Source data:

** begin **

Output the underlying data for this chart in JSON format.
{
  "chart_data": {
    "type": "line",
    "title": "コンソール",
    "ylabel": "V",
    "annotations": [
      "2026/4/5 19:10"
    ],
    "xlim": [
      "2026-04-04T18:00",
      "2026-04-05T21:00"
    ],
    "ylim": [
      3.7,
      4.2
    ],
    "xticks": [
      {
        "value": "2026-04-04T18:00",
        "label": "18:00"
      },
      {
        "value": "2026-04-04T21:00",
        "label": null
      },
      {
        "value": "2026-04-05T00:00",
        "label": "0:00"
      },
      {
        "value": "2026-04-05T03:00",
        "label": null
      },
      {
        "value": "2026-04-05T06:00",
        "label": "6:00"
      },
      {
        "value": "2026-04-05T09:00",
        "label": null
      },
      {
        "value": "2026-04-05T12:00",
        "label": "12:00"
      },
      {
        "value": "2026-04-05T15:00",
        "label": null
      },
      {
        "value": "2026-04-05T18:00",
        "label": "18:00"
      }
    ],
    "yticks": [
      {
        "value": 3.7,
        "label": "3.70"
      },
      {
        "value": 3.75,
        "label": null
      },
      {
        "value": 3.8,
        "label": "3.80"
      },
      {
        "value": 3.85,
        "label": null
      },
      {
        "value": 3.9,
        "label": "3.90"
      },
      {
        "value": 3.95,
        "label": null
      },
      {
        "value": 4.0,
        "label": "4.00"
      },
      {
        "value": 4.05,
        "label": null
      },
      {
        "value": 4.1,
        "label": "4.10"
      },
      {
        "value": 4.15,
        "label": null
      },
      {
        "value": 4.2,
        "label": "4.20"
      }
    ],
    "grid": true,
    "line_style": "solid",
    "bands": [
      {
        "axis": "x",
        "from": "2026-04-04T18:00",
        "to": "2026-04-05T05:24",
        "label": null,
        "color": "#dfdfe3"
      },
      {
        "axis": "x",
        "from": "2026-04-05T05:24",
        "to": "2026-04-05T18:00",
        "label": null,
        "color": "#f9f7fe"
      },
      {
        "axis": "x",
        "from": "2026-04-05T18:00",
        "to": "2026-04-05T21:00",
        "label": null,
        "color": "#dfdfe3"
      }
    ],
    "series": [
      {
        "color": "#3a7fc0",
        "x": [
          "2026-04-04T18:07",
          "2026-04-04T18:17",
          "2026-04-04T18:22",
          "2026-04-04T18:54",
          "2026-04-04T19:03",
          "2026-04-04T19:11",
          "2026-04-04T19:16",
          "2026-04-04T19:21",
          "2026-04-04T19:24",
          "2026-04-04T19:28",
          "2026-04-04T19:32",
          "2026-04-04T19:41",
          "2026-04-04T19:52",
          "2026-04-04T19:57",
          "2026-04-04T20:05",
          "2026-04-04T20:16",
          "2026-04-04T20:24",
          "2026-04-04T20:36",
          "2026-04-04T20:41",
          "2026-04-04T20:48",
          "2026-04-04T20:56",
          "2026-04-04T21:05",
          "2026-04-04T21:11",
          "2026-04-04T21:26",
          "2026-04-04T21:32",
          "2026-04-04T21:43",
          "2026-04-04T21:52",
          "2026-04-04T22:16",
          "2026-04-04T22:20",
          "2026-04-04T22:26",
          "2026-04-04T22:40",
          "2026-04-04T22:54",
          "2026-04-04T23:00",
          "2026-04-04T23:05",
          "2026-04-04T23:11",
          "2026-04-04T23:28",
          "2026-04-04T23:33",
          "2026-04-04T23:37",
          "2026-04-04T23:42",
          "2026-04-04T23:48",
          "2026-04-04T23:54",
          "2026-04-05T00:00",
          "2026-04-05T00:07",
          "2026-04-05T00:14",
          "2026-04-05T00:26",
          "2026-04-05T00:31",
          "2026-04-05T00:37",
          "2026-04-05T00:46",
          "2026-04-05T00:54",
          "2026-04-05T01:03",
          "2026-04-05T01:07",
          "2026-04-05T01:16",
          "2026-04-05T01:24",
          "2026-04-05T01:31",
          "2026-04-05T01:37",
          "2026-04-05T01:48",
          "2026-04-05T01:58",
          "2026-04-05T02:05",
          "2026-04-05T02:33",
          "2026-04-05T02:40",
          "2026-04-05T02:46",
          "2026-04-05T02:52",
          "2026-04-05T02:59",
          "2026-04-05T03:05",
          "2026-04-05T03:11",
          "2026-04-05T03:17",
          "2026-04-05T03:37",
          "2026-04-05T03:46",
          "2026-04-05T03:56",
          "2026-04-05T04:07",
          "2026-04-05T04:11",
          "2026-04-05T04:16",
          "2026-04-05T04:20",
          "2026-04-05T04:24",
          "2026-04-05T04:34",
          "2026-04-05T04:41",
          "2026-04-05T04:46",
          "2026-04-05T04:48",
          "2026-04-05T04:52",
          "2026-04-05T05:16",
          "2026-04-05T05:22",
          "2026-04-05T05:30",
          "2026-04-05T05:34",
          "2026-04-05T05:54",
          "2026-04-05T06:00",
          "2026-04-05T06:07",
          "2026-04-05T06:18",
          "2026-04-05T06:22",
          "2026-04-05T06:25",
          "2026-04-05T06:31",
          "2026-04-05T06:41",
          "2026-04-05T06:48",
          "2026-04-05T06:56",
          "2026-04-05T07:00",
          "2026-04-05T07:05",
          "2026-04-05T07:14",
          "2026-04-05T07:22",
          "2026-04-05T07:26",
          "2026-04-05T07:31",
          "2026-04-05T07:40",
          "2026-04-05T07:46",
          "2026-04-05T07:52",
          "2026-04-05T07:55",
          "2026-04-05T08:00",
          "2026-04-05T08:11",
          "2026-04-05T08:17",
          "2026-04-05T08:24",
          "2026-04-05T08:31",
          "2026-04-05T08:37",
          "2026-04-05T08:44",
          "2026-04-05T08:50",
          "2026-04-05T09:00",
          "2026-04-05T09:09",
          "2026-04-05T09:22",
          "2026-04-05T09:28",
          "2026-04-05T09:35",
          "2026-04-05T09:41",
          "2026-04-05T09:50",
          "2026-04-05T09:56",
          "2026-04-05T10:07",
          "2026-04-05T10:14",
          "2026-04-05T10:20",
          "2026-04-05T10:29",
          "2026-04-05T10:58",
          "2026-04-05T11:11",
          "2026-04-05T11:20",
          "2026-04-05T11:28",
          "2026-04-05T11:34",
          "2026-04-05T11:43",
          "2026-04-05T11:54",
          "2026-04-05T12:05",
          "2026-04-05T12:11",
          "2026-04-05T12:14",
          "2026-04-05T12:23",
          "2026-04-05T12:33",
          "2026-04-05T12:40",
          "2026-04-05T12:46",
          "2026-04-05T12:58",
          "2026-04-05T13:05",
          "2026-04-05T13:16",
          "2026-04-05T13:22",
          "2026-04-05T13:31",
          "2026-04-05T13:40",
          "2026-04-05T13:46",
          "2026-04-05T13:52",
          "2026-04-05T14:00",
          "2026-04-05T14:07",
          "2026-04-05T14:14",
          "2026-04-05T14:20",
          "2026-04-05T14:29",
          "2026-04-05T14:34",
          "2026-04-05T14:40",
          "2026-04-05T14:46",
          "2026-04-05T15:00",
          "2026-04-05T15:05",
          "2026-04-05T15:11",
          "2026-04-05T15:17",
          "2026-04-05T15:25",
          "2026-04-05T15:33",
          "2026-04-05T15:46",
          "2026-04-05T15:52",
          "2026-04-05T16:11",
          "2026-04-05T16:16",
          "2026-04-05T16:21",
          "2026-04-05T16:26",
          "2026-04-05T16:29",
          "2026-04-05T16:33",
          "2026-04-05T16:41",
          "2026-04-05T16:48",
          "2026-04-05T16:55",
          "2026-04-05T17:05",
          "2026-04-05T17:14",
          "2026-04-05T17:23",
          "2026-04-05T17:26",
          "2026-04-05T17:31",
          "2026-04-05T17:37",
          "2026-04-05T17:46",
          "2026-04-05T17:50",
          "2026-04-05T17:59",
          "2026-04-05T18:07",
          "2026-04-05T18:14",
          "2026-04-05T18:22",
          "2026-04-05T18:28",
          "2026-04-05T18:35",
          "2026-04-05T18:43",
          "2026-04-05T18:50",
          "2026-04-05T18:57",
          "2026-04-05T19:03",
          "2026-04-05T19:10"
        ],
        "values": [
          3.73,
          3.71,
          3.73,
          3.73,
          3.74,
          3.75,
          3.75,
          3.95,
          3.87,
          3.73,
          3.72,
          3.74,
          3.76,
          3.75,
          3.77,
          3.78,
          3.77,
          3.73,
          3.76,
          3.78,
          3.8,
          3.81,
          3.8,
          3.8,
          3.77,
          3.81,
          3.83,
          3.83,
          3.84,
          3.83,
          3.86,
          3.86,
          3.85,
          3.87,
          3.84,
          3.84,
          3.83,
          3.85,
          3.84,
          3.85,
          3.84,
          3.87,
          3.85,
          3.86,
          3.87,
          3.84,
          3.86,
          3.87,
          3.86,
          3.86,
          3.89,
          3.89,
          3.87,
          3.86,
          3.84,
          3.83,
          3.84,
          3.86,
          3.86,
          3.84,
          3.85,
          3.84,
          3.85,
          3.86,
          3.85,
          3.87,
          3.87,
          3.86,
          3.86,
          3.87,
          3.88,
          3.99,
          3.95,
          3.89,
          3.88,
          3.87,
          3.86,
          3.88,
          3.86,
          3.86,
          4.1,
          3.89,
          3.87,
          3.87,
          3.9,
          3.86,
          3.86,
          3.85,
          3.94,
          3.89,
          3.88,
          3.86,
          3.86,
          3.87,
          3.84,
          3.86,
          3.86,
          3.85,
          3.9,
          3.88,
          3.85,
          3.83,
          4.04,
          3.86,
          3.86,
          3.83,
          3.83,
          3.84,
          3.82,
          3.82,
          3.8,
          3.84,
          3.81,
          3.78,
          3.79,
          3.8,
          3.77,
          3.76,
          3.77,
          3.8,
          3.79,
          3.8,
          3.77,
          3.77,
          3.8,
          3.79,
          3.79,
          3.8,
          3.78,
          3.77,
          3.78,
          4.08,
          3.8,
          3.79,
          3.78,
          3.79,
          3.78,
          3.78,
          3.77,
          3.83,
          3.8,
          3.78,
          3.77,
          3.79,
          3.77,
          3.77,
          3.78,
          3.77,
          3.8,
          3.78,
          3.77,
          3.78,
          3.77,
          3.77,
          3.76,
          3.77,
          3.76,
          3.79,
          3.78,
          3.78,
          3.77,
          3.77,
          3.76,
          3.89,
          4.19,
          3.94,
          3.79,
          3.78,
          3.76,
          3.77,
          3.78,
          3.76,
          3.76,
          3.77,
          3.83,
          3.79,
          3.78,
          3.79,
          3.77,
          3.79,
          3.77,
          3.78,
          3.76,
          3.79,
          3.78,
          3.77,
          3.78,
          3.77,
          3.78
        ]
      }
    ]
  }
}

** end **

# Given task
Pick each line holding the word "from" out of the data and copy it.

# Response
        "from": "2026-04-04T18:00",
        "from": "2026-04-05T05:24",
        "from": "2026-04-05T18:00",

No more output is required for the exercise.